» EXERCISE
Find the word "tagged" in the records below. List each line containing it.

= = = = =

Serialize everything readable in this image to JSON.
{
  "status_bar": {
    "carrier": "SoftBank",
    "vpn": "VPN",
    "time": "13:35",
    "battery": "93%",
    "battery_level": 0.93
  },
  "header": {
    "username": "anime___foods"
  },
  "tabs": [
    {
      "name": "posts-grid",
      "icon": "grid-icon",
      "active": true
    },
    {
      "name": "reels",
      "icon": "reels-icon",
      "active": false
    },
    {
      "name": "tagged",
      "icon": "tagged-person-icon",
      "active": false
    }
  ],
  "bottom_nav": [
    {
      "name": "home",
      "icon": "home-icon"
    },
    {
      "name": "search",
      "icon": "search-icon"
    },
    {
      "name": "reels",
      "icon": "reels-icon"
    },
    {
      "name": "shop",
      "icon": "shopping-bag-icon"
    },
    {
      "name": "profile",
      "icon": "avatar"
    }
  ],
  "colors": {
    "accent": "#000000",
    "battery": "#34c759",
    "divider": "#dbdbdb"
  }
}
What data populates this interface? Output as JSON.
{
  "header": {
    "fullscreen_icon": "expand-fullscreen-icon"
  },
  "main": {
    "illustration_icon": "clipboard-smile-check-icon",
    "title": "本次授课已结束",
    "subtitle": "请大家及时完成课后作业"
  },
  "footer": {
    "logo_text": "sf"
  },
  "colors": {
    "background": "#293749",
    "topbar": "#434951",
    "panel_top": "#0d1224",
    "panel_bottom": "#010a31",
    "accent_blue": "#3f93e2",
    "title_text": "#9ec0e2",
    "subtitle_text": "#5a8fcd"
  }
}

= = = = =

» EXERCISE ANSWER
      "name": "tagged",
      "icon": "tagged-person-icon",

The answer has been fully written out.